■ Your goal:
Below is a block of records; return all of them exactly, but without the images.

■ Extracted material:
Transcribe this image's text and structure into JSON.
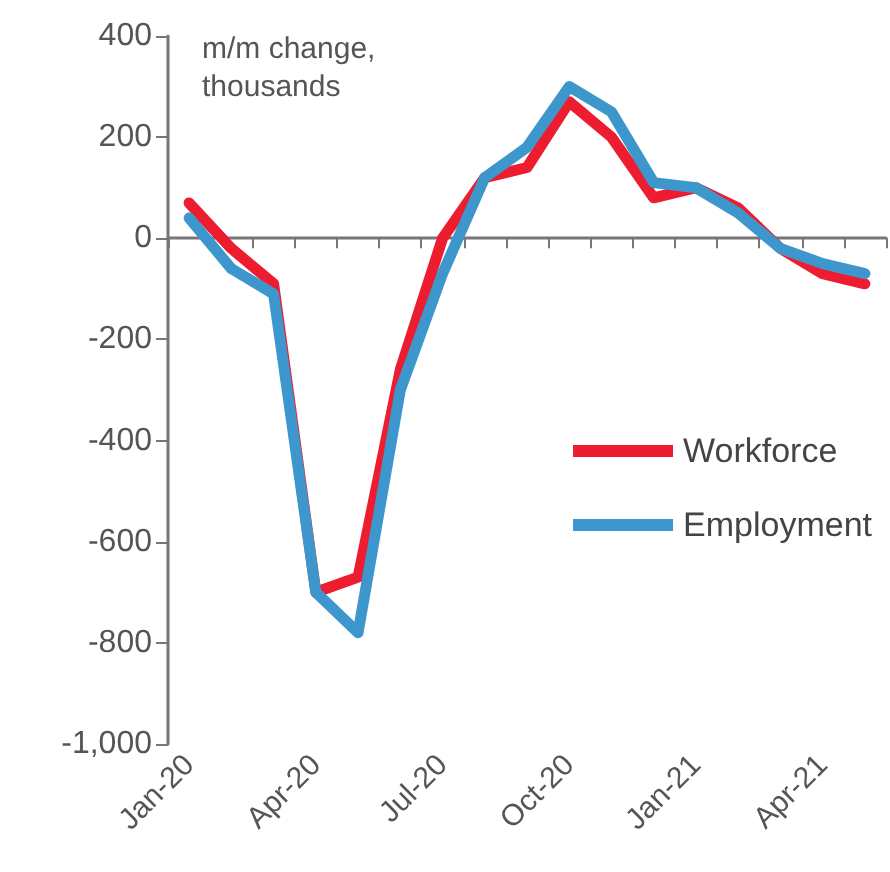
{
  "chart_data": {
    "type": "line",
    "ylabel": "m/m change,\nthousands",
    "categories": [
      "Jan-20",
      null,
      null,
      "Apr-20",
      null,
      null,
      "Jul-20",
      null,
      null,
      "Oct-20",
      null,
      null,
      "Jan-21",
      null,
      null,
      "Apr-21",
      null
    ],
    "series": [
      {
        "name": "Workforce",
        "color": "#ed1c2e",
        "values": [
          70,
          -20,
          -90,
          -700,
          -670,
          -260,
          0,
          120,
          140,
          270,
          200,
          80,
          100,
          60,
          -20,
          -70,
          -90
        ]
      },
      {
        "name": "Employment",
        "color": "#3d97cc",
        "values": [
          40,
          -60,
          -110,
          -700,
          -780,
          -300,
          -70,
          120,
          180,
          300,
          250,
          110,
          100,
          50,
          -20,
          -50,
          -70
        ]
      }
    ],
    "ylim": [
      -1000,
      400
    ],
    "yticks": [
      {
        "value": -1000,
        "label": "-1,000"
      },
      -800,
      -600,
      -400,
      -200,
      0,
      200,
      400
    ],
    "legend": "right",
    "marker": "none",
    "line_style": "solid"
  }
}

■ Finished answer:
Transcribe this image's text and structure into JSON.
{
  "chart_data": {
    "type": "line",
    "ylabel": "m/m change,\nthousands",
    "categories": [
      "Jan-20",
      null,
      null,
      "Apr-20",
      null,
      null,
      "Jul-20",
      null,
      null,
      "Oct-20",
      null,
      null,
      "Jan-21",
      null,
      null,
      "Apr-21",
      null
    ],
    "series": [
      {
        "name": "Workforce",
        "color": "#ed1c2e",
        "values": [
          70,
          -20,
          -90,
          -700,
          -670,
          -260,
          0,
          120,
          140,
          270,
          200,
          80,
          100,
          60,
          -20,
          -70,
          -90
        ]
      },
      {
        "name": "Employment",
        "color": "#3d97cc",
        "values": [
          40,
          -60,
          -110,
          -700,
          -780,
          -300,
          -70,
          120,
          180,
          300,
          250,
          110,
          100,
          50,
          -20,
          -50,
          -70
        ]
      }
    ],
    "ylim": [
      -1000,
      400
    ],
    "yticks": [
      {
        "value": -1000,
        "label": "-1,000"
      },
      -800,
      -600,
      -400,
      -200,
      0,
      200,
      400
    ],
    "legend": "right",
    "marker": "none",
    "line_style": "solid"
  }
}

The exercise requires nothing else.